Retype the records below exactly as they appear.

>> Begin

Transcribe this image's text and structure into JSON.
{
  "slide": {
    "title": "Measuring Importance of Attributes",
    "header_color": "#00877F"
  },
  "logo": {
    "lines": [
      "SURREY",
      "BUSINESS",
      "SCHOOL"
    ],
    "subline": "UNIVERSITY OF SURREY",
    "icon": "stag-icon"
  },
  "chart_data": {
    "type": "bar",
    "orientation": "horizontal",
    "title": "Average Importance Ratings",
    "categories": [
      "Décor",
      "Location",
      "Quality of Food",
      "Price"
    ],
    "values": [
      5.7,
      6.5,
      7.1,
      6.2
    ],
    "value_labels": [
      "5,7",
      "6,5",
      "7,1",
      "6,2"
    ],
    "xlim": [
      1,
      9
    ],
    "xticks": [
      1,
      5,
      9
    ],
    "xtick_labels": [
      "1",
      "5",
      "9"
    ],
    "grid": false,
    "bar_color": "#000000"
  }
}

>> End

> TASK SOLUTION:
Transcribe this image's text and structure into JSON.
{
  "slide": {
    "title": "Measuring Importance of Attributes",
    "header_color": "#00877F"
  },
  "logo": {
    "lines": [
      "SURREY",
      "BUSINESS",
      "SCHOOL"
    ],
    "subline": "UNIVERSITY OF SURREY",
    "icon": "stag-icon"
  },
  "chart_data": {
    "type": "bar",
    "orientation": "horizontal",
    "title": "Average Importance Ratings",
    "categories": [
      "Décor",
      "Location",
      "Quality of Food",
      "Price"
    ],
    "values": [
      5.7,
      6.5,
      7.1,
      6.2
    ],
    "value_labels": [
      "5,7",
      "6,5",
      "7,1",
      "6,2"
    ],
    "xlim": [
      1,
      9
    ],
    "xticks": [
      1,
      5,
      9
    ],
    "xtick_labels": [
      "1",
      "5",
      "9"
    ],
    "grid": false,
    "bar_color": "#000000"
  }
}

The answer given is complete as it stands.